Source material:
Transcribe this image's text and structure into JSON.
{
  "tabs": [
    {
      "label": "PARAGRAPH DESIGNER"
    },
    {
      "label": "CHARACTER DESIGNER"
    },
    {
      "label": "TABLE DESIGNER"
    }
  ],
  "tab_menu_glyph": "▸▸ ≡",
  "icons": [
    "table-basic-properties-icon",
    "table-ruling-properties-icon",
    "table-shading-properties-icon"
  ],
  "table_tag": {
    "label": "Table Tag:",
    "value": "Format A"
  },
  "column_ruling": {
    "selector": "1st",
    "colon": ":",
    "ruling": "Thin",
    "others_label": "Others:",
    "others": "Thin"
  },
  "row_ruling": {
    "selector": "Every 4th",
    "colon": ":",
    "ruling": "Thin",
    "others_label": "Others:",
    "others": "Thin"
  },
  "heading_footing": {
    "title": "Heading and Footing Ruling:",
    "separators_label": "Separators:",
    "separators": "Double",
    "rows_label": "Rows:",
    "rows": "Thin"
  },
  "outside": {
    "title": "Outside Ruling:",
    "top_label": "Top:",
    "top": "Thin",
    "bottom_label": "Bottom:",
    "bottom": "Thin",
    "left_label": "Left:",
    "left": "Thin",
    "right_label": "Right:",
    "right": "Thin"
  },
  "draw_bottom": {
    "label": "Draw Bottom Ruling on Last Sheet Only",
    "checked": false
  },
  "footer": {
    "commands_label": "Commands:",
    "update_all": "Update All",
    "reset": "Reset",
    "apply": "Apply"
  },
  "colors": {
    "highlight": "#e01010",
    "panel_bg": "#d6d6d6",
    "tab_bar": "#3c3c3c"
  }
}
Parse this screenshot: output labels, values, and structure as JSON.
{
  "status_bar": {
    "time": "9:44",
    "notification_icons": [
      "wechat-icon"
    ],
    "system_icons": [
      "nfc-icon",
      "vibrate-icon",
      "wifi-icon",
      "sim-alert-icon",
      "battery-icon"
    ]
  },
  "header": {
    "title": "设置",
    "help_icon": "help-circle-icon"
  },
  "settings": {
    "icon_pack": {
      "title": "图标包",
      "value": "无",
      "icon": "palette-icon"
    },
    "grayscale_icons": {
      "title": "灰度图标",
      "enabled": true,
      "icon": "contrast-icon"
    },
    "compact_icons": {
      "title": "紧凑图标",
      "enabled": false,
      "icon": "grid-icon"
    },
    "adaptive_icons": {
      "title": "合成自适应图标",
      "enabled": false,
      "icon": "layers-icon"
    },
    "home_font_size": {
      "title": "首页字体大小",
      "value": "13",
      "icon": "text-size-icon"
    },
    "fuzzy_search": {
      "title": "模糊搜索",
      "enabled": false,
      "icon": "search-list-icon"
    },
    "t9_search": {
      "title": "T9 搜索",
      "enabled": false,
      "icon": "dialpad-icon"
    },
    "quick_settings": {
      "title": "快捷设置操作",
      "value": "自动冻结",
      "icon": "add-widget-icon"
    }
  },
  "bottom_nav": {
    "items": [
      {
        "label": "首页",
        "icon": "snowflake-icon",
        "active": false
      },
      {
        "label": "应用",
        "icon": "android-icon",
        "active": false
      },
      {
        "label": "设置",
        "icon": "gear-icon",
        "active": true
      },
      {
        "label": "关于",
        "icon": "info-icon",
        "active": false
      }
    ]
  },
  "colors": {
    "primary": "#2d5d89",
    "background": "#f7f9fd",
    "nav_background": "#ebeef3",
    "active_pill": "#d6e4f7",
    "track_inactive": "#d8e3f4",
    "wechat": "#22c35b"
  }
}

Directions for this task:
The records above should be duplicated in full, exactly as given.

Correct output:
Transcribe this image's text and structure into JSON.
{
  "tabs": [
    {
      "label": "PARAGRAPH DESIGNER"
    },
    {
      "label": "CHARACTER DESIGNER"
    },
    {
      "label": "TABLE DESIGNER"
    }
  ],
  "tab_menu_glyph": "▸▸ ≡",
  "icons": [
    "table-basic-properties-icon",
    "table-ruling-properties-icon",
    "table-shading-properties-icon"
  ],
  "table_tag": {
    "label": "Table Tag:",
    "value": "Format A"
  },
  "column_ruling": {
    "selector": "1st",
    "colon": ":",
    "ruling": "Thin",
    "others_label": "Others:",
    "others": "Thin"
  },
  "row_ruling": {
    "selector": "Every 4th",
    "colon": ":",
    "ruling": "Thin",
    "others_label": "Others:",
    "others": "Thin"
  },
  "heading_footing": {
    "title": "Heading and Footing Ruling:",
    "separators_label": "Separators:",
    "separators": "Double",
    "rows_label": "Rows:",
    "rows": "Thin"
  },
  "outside": {
    "title": "Outside Ruling:",
    "top_label": "Top:",
    "top": "Thin",
    "bottom_label": "Bottom:",
    "bottom": "Thin",
    "left_label": "Left:",
    "left": "Thin",
    "right_label": "Right:",
    "right": "Thin"
  },
  "draw_bottom": {
    "label": "Draw Bottom Ruling on Last Sheet Only",
    "checked": false
  },
  "footer": {
    "commands_label": "Commands:",
    "update_all": "Update All",
    "reset": "Reset",
    "apply": "Apply"
  },
  "colors": {
    "highlight": "#e01010",
    "panel_bg": "#d6d6d6",
    "tab_bar": "#3c3c3c"
  }
}
Parse this screenshot: output labels, values, and structure as JSON.
{
  "status_bar": {
    "time": "9:44",
    "notification_icons": [
      "wechat-icon"
    ],
    "system_icons": [
      "nfc-icon",
      "vibrate-icon",
      "wifi-icon",
      "sim-alert-icon",
      "battery-icon"
    ]
  },
  "header": {
    "title": "设置",
    "help_icon": "help-circle-icon"
  },
  "settings": {
    "icon_pack": {
      "title": "图标包",
      "value": "无",
      "icon": "palette-icon"
    },
    "grayscale_icons": {
      "title": "灰度图标",
      "enabled": true,
      "icon": "contrast-icon"
    },
    "compact_icons": {
      "title": "紧凑图标",
      "enabled": false,
      "icon": "grid-icon"
    },
    "adaptive_icons": {
      "title": "合成自适应图标",
      "enabled": false,
      "icon": "layers-icon"
    },
    "home_font_size": {
      "title": "首页字体大小",
      "value": "13",
      "icon": "text-size-icon"
    },
    "fuzzy_search": {
      "title": "模糊搜索",
      "enabled": false,
      "icon": "search-list-icon"
    },
    "t9_search": {
      "title": "T9 搜索",
      "enabled": false,
      "icon": "dialpad-icon"
    },
    "quick_settings": {
      "title": "快捷设置操作",
      "value": "自动冻结",
      "icon": "add-widget-icon"
    }
  },
  "bottom_nav": {
    "items": [
      {
        "label": "首页",
        "icon": "snowflake-icon",
        "active": false
      },
      {
        "label": "应用",
        "icon": "android-icon",
        "active": false
      },
      {
        "label": "设置",
        "icon": "gear-icon",
        "active": true
      },
      {
        "label": "关于",
        "icon": "info-icon",
        "active": false
      }
    ]
  },
  "colors": {
    "primary": "#2d5d89",
    "background": "#f7f9fd",
    "nav_background": "#ebeef3",
    "active_pill": "#d6e4f7",
    "track_inactive": "#d8e3f4",
    "wechat": "#22c35b"
  }
}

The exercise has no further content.